(Saved entries)

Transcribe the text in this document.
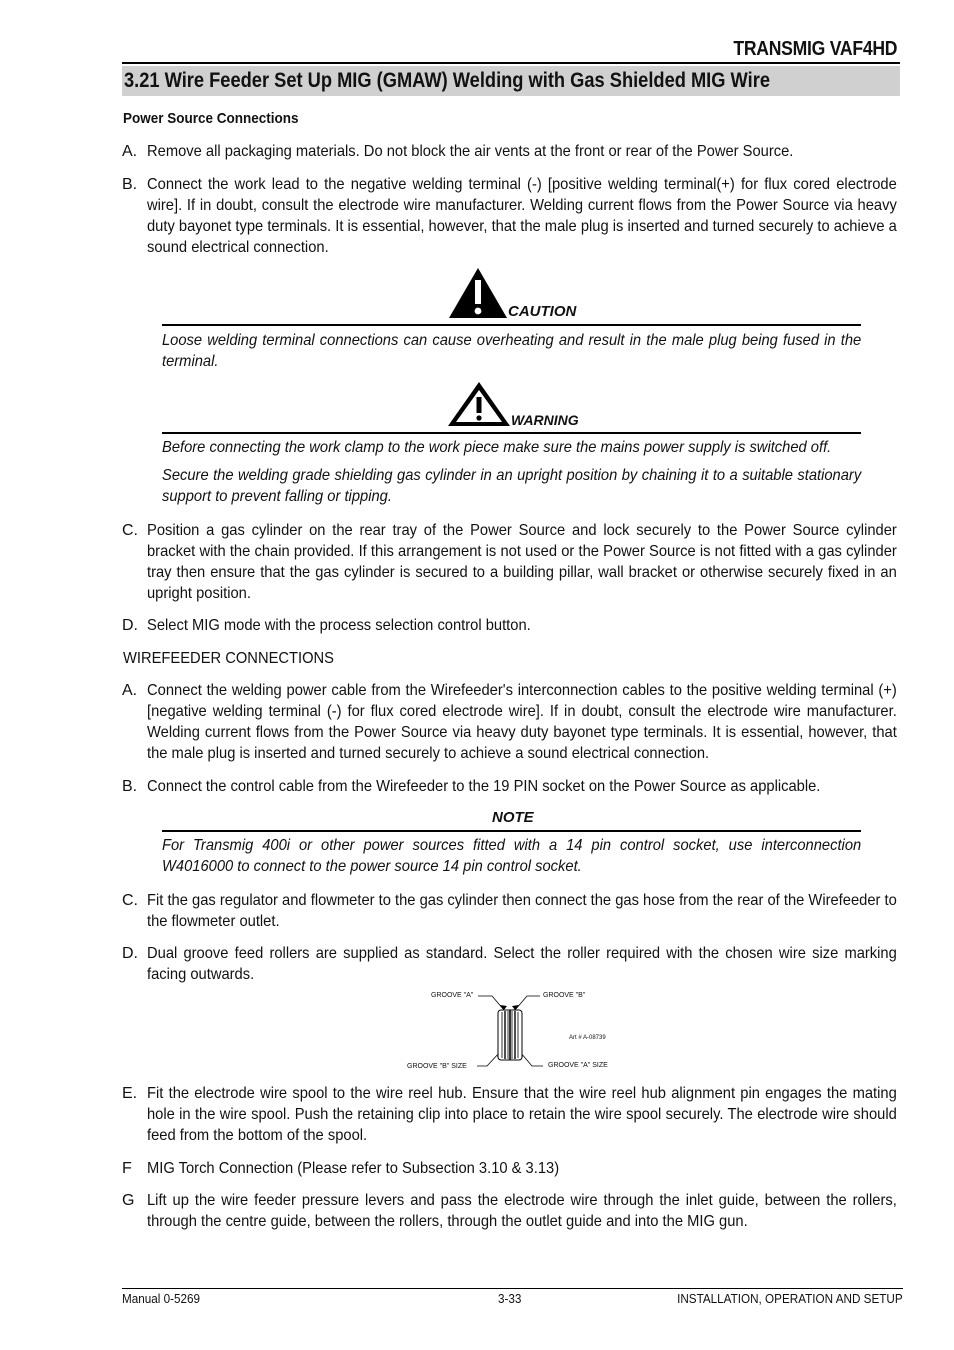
TRANSMIG VAF4HD
3.21 Wire Feeder Set Up MIG (GMAW) Welding with Gas Shielded MIG Wire
Power Source Connections
A. Remove all packaging materials. Do not block the air vents at the front or rear of the Power Source.
B. Connect the work lead to the negative welding terminal (-) [positive welding terminal(+) for flux cored electrode wire]. If in doubt, consult the electrode wire manufacturer. Welding current flows from the Power Source via heavy duty bayonet type terminals. It is essential, however, that the male plug is inserted and turned securely to achieve a sound electrical connection.
CAUTION
Loose welding terminal connections can cause overheating and result in the male plug being fused in the terminal.
WARNING
Before connecting the work clamp to the work piece make sure the mains power supply is switched off.
Secure the welding grade shielding gas cylinder in an upright position by chaining it to a suitable stationary support to prevent falling or tipping.
C. Position a gas cylinder on the rear tray of the Power Source and lock securely to the Power Source cylinder bracket with the chain provided. If this arrangement is not used or the Power Source is not fitted with a gas cylinder tray then ensure that the gas cylinder is secured to a building pillar, wall bracket or otherwise securely fixed in an upright position.
D. Select MIG mode with the process selection control button.
WIREFEEDER CONNECTIONS
A. Connect the welding power cable from the Wirefeeder's interconnection cables to the positive welding terminal (+) [negative welding terminal (-) for flux cored electrode wire]. If in doubt, consult the electrode wire manufacturer. Welding current flows from the Power Source via heavy duty bayonet type terminals. It is essential, however, that the male plug is inserted and turned securely to achieve a sound electrical connection.
B. Connect the control cable from the Wirefeeder to the 19 PIN socket on the Power Source as applicable.
NOTE
For Transmig 400i or other power sources fitted with a 14 pin control socket, use interconnection W4016000 to connect to the power source 14 pin control socket.
C. Fit the gas regulator and flowmeter to the gas cylinder then connect the gas hose from the rear of the Wirefeeder to the flowmeter outlet.
D. Dual groove feed rollers are supplied as standard. Select the roller required with the chosen wire size marking facing outwards.
GROOVE "A"	GROOVE "B"
Art # A-08739
GROOVE "B" SIZE	GROOVE "A" SIZE
E. Fit the electrode wire spool to the wire reel hub. Ensure that the wire reel hub alignment pin engages the mating hole in the wire spool. Push the retaining clip into place to retain the wire spool securely. The electrode wire should feed from the bottom of the spool.
F MIG Torch Connection (Please refer to Subsection 3.10 & 3.13)
G Lift up the wire feeder pressure levers and pass the electrode wire through the inlet guide, between the rollers, through the centre guide, between the rollers, through the outlet guide and into the MIG gun.
Manual 0-5269	3-33	INSTALLATION, OPERATION AND SETUP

Instructions to follow:
Find every line holding the word "cylinder"; give their count and nothing else.

Exercise solution:
3